— Begin Given records —

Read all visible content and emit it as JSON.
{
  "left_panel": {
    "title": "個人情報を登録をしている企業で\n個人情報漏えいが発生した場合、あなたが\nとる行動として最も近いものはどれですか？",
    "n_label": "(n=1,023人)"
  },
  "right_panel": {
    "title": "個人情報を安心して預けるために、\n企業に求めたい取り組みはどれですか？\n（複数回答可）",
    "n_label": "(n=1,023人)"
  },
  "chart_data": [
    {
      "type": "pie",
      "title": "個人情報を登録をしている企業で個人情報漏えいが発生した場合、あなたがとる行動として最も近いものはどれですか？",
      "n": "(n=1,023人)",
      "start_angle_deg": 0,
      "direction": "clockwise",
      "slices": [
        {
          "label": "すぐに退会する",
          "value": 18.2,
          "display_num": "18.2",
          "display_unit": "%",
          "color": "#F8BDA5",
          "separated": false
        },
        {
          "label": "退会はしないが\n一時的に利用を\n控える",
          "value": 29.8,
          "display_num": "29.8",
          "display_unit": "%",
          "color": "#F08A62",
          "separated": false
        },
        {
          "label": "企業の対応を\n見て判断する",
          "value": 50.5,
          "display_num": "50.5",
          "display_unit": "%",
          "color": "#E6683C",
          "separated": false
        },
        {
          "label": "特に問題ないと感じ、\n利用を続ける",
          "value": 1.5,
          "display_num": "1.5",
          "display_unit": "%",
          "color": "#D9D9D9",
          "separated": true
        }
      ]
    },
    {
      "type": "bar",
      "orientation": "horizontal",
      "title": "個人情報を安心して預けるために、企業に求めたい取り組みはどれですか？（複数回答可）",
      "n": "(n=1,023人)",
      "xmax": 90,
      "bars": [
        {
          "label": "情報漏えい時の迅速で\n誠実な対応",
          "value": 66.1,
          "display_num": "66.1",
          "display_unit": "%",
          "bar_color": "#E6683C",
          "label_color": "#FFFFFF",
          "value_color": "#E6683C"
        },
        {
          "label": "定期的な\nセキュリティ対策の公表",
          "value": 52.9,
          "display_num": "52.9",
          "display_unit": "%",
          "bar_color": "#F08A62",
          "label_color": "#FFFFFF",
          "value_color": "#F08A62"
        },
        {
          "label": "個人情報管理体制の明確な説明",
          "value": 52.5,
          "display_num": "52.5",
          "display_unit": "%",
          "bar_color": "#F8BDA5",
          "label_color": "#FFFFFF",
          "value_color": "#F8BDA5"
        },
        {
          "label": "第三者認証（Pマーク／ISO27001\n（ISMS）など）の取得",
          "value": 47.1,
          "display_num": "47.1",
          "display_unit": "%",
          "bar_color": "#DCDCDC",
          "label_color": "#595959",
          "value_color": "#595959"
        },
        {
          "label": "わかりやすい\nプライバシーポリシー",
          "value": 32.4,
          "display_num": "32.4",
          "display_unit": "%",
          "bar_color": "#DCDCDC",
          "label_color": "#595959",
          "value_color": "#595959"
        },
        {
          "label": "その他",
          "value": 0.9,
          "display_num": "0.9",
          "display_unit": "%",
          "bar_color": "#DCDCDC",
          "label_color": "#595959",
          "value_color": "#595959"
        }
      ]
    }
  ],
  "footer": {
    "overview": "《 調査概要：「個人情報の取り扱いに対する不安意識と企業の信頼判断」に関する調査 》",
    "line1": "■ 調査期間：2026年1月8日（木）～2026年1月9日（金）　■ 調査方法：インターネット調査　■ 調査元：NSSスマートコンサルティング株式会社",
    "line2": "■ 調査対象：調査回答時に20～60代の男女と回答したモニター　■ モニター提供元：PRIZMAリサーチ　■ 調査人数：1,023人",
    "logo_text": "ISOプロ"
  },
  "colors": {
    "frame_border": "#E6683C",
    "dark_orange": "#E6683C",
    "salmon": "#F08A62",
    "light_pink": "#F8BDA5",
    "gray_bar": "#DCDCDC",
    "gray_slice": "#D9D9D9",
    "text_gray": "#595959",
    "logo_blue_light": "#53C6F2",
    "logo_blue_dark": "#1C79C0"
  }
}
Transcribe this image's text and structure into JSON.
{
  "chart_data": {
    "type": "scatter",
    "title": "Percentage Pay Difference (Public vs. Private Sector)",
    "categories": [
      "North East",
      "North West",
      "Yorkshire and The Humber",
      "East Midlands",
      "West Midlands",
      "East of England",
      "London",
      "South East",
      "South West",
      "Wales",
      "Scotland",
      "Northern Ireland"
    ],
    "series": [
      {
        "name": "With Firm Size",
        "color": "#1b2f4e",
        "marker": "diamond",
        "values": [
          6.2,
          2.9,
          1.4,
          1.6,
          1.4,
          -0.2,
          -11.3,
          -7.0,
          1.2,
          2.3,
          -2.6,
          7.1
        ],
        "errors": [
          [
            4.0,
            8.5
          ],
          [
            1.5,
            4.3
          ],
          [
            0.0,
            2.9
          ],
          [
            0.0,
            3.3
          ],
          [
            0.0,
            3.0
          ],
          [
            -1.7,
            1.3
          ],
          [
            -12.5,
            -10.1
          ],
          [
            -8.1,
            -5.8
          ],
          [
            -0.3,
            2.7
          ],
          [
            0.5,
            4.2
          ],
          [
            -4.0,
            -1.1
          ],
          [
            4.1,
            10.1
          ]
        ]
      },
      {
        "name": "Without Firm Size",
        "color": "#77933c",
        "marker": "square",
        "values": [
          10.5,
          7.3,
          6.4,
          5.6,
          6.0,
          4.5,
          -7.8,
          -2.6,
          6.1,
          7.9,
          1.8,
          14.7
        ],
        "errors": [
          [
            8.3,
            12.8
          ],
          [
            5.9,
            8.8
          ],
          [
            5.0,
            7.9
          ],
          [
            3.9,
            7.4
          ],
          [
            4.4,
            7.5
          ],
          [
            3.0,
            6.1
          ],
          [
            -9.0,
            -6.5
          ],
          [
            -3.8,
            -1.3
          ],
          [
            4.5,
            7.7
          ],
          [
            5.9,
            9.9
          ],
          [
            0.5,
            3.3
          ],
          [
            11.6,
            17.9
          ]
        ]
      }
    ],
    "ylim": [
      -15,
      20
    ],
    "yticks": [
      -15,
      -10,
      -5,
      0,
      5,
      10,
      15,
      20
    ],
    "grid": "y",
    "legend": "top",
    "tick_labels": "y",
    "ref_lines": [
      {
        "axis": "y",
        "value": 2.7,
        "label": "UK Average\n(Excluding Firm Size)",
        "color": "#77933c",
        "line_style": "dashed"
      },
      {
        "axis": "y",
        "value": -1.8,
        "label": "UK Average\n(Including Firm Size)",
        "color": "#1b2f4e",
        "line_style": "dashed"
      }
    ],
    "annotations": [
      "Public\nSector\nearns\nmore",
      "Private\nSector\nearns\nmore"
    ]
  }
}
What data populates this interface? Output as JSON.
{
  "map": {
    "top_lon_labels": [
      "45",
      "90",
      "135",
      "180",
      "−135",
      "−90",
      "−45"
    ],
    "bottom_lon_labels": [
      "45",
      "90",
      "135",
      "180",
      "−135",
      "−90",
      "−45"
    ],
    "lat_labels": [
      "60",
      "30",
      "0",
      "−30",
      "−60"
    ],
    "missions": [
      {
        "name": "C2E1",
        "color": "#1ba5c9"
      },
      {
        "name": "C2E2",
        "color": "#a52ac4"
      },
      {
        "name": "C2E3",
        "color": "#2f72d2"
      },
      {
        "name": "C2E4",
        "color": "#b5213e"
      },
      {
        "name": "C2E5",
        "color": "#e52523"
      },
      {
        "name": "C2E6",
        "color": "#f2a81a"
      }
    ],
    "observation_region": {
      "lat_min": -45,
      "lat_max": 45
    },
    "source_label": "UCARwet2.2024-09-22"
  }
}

— End Given records —

*Task objective:* Check each line of the records for "nSector" and copy the ones that contain it.

*Reply:*
      "Public\nSector\nearns\nmore",
      "Private\nSector\nearns\nmore"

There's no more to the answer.